> [TASK DETAILS]
Spot each line in the records below where the word "Folder" occurs, then copy it.

> [Items from a dataset]
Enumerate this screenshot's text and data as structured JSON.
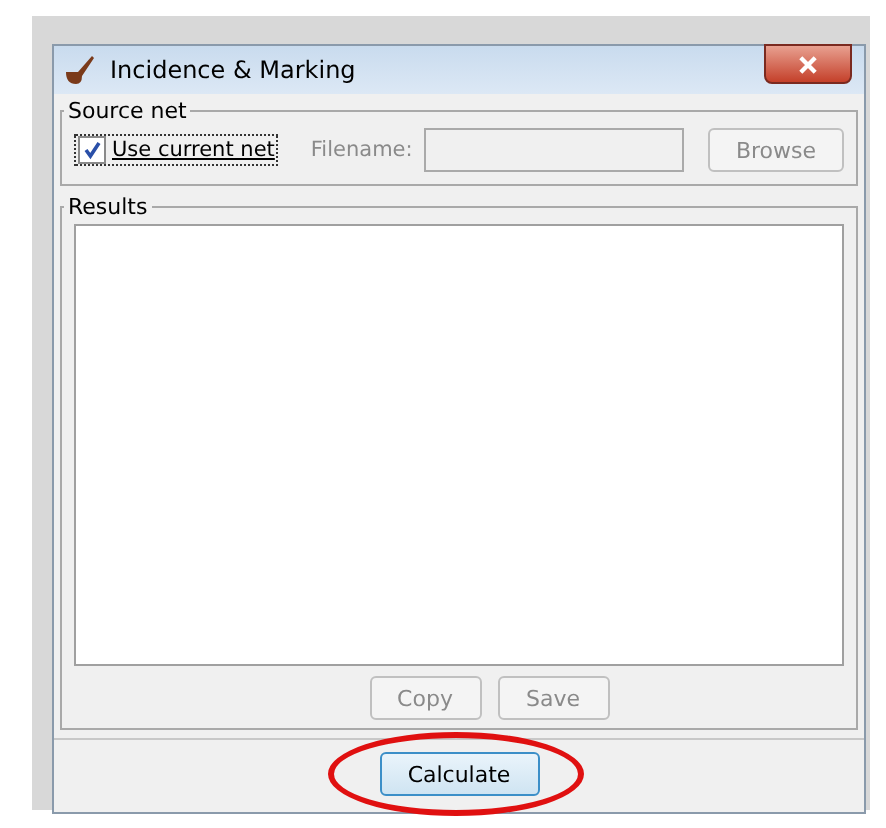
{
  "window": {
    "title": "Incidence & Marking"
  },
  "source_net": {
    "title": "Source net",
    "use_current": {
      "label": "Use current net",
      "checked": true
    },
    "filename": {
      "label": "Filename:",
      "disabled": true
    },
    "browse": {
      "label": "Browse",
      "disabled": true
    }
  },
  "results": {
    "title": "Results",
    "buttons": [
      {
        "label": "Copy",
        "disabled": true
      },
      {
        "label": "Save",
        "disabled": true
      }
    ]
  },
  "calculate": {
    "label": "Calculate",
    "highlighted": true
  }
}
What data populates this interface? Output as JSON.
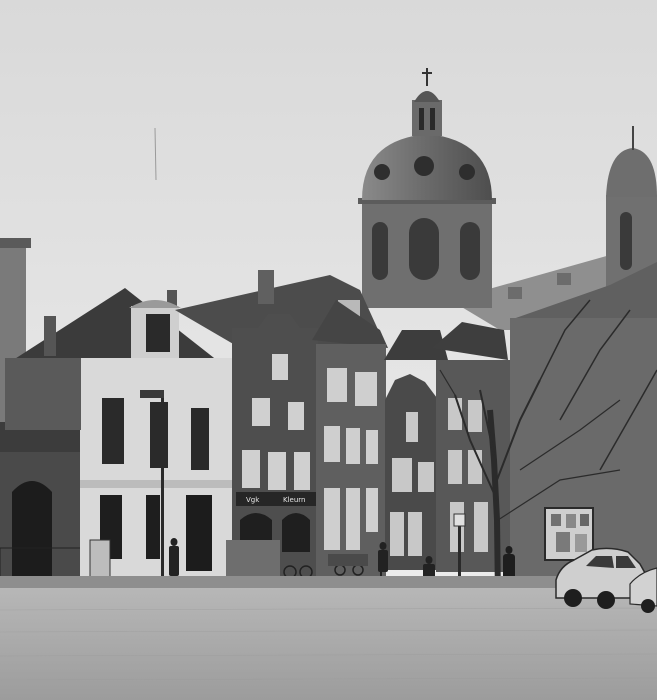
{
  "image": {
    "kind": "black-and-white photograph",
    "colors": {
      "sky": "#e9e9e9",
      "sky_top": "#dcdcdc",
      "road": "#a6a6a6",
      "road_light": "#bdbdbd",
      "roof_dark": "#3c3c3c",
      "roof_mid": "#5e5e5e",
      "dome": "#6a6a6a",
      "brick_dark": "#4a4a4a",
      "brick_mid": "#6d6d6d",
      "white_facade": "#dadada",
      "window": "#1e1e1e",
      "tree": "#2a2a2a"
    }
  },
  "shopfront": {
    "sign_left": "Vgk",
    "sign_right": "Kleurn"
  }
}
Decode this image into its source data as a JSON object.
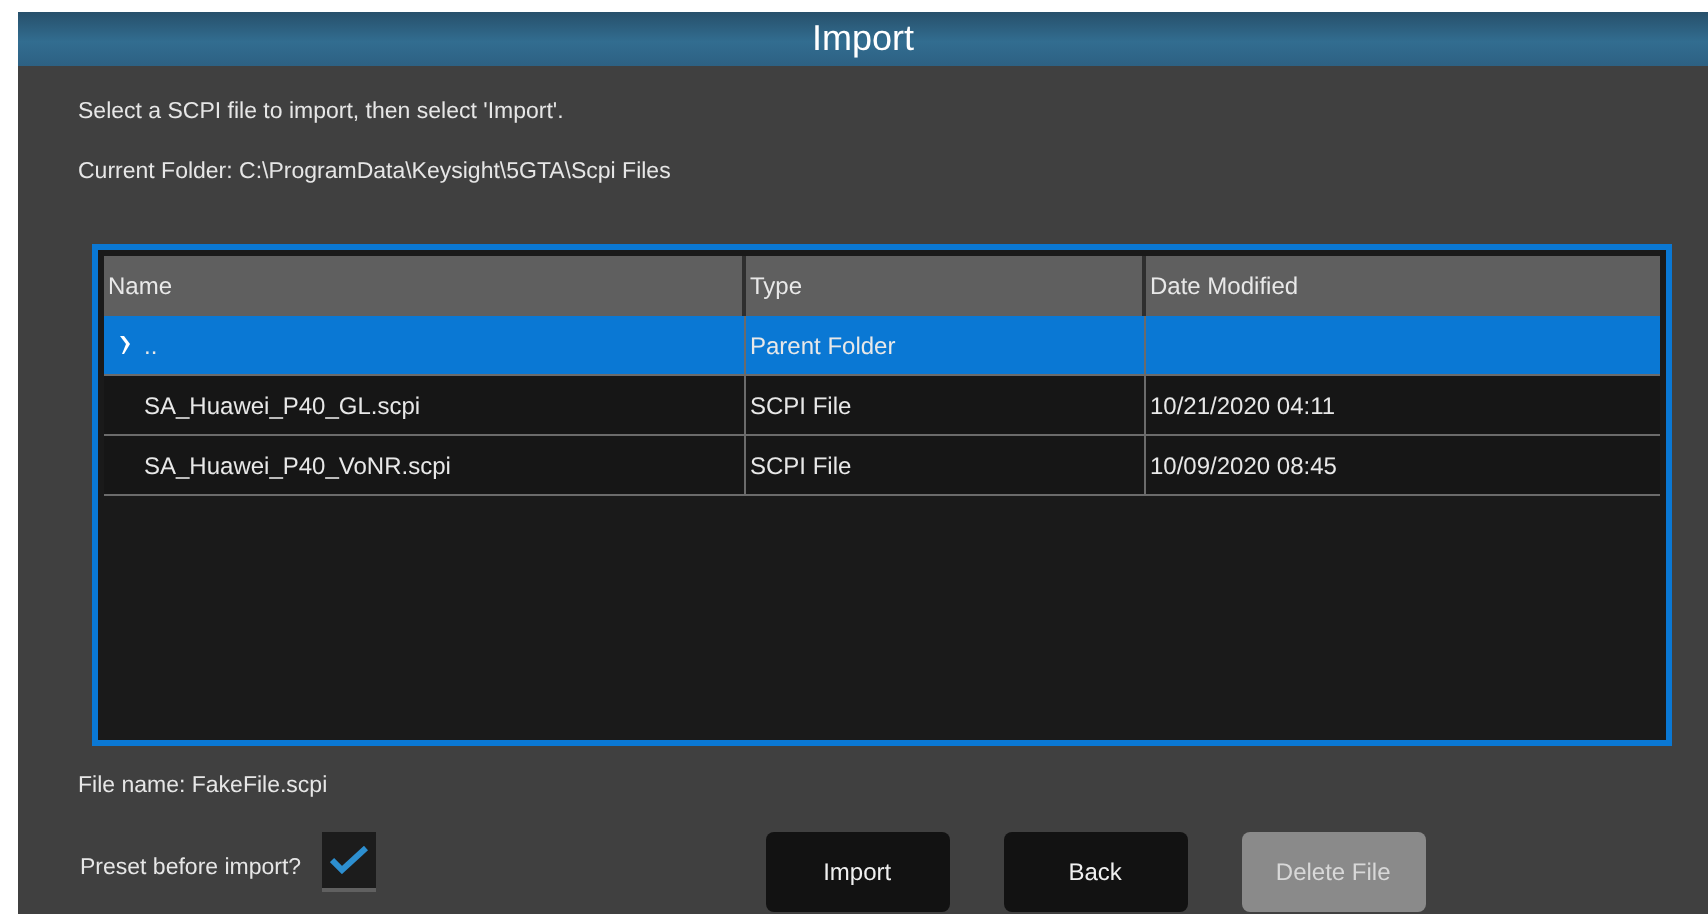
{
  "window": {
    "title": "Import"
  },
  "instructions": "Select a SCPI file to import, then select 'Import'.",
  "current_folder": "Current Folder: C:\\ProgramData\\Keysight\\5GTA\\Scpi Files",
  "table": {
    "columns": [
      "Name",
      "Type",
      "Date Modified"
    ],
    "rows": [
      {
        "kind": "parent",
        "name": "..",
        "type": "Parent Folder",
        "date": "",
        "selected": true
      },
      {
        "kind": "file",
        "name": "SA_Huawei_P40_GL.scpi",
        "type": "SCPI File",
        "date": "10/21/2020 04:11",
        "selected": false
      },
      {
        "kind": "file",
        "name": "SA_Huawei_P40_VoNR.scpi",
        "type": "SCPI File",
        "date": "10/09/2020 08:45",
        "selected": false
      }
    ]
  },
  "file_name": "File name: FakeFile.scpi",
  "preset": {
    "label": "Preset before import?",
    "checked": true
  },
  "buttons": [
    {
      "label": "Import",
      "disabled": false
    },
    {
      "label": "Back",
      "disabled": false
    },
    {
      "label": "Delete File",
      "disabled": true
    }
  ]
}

> [WRITTEN SOLUTION]
  "current_folder": "Current Folder: C:\\ProgramData\\Keysight\\5GTA\\Scpi Files",
        "type": "Parent Folder",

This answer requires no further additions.